L’unione coniugale tra Margherita Sanson e Giambattista SartoMargherita Sanson (al centro, seduta) attorniata dai famigliari sul cortile di casa (epoca: Mons Giuseppe Sarto, vescovo di Mantova)Margherita convola a nozze con Giambattista Sarto a soli vent’anni, mentre il suo sposo ne ha quaranta.

Quasi una generazione di differenza: lei nata ancora sotto il vigente codice napoleonico (1813) e lui invece durante le raccolte di leggi e consuetudini della Serenissima (1792) che dalla Rivoluzione francese in poi sembra non essere stata minimamente toccata.

Liberté, Fraternité, Egalité erano concetti sconosciuti sia per il clero che per la classe al potere che sopravviveva di ingenti risorse accumulate dagli avi ma ormai verso una trasformazione socio politica che travolgerà lo stesso Veneto.

Nobili che si trasformano in filo napoleonici, per poi assoggettarsi agli Asburgo, sporadiche proteste che venivano sopite con le armi da fuoco (“sparavano in faccia ai rivoltosi, provocando ferite e infezioni inguaribili”) ma sempre in uno stretto legame tra l’altare e la patria.

Essere poveri nell’entroterra veneto era la regola, possedere qualche ettaro di terra ed avere degli animali già un privilegio. In più se sapevi leggere e fare la tua firma per una comunità di villici poteva rappresentare uno status symbol non indifferente.

» **INDICAZIONI E REQUISITI**:
Trascrivi il brano sul matrimonio di Margherita Sanson cominciando dalle parole "Quasi una generazione" e fermandoti dopo "lo stesso Veneto.". Nel trascriverlo, sostituisci "Serenissima" con "Repubblica di Venezia". Il materiale riportato proviene da una fonte diversa da quella del brano.

» **MATERIALE FORNITO**:
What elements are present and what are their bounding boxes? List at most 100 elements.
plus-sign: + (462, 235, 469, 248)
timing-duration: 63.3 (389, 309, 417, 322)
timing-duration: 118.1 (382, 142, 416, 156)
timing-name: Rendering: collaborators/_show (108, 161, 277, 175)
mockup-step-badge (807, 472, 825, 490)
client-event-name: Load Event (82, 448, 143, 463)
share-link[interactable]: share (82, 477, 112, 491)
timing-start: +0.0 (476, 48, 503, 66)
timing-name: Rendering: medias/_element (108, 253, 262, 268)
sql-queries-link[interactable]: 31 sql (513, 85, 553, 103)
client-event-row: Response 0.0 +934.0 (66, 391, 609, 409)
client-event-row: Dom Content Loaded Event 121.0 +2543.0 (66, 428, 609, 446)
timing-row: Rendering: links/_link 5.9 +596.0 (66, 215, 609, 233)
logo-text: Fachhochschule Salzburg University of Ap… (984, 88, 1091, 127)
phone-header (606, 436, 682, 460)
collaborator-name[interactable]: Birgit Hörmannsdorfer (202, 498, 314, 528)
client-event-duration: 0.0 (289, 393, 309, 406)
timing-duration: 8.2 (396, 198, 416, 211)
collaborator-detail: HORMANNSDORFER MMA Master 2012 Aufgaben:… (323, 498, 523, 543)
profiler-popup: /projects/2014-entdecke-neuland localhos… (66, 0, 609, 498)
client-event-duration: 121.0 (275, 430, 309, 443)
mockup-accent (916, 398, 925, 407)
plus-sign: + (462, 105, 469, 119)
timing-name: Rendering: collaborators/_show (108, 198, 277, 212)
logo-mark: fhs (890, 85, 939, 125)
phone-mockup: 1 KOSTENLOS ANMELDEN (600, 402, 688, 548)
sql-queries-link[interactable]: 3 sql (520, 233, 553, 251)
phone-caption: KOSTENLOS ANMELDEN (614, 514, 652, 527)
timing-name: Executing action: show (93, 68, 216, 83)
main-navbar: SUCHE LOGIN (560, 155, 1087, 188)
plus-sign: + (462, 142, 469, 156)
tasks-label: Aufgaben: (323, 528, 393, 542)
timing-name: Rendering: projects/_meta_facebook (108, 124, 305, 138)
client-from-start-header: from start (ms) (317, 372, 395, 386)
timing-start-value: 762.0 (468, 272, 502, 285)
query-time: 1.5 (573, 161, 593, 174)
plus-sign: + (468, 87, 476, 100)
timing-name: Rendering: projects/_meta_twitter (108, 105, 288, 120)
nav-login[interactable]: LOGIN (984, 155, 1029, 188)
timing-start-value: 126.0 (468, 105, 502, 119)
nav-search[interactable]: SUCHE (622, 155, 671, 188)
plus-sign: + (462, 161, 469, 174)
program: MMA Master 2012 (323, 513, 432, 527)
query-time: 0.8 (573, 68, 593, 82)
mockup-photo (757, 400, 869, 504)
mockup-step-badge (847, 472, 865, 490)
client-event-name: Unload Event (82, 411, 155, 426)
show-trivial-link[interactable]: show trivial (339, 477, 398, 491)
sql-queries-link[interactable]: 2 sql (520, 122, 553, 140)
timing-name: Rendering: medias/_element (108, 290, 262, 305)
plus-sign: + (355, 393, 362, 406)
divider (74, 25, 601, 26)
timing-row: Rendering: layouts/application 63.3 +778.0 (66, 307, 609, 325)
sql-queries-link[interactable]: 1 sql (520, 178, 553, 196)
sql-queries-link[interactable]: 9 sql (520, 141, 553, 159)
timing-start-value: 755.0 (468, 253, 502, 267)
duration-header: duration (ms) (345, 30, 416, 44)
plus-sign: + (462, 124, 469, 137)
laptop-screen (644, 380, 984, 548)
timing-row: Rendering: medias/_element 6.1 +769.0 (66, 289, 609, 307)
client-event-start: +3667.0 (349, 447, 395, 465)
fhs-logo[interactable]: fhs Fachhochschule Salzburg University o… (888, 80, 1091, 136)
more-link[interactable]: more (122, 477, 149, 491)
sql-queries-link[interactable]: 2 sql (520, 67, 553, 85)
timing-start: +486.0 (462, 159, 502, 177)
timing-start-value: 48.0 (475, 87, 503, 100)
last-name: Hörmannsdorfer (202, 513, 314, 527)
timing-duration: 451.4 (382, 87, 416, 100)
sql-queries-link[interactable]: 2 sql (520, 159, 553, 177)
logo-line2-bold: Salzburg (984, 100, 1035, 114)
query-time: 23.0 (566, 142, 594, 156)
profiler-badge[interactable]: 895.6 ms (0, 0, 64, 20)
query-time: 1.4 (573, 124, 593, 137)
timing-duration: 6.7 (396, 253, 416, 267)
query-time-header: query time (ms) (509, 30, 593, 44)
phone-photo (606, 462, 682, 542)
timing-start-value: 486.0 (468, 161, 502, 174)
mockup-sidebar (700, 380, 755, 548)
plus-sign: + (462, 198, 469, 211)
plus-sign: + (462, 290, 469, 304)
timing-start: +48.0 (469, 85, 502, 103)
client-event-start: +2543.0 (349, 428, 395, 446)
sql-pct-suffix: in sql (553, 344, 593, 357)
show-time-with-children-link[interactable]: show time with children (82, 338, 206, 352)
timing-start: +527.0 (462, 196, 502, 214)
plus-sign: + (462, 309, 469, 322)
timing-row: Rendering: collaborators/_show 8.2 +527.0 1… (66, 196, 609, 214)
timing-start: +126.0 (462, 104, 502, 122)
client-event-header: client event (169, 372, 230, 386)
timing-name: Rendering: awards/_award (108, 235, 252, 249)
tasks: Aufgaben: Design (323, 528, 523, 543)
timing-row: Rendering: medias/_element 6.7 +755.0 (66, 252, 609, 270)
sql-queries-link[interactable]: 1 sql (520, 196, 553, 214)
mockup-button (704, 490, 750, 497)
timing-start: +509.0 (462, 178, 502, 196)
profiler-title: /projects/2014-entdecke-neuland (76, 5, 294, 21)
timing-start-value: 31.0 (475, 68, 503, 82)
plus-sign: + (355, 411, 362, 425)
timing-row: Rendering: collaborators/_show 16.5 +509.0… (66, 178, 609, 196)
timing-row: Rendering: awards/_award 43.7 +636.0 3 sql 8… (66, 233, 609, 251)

» **RISPOSTA ATTESA**:
Quasi una generazione di differenza: lei nata ancora sotto il vigente codice napoleonico (1813) e lui invece durante le raccolte di leggi e consuetudini della Repubblica di Venezia (1792) che dalla Rivoluzione francese in poi sembra non essere stata minimamente toccata.

Liberté, Fraternité, Egalité erano concetti sconosciuti sia per il clero che per la classe al potere che sopravviveva di ingenti risorse accumulate dagli avi ma ormai verso una trasformazione socio politica che travolgerà lo stesso Veneto.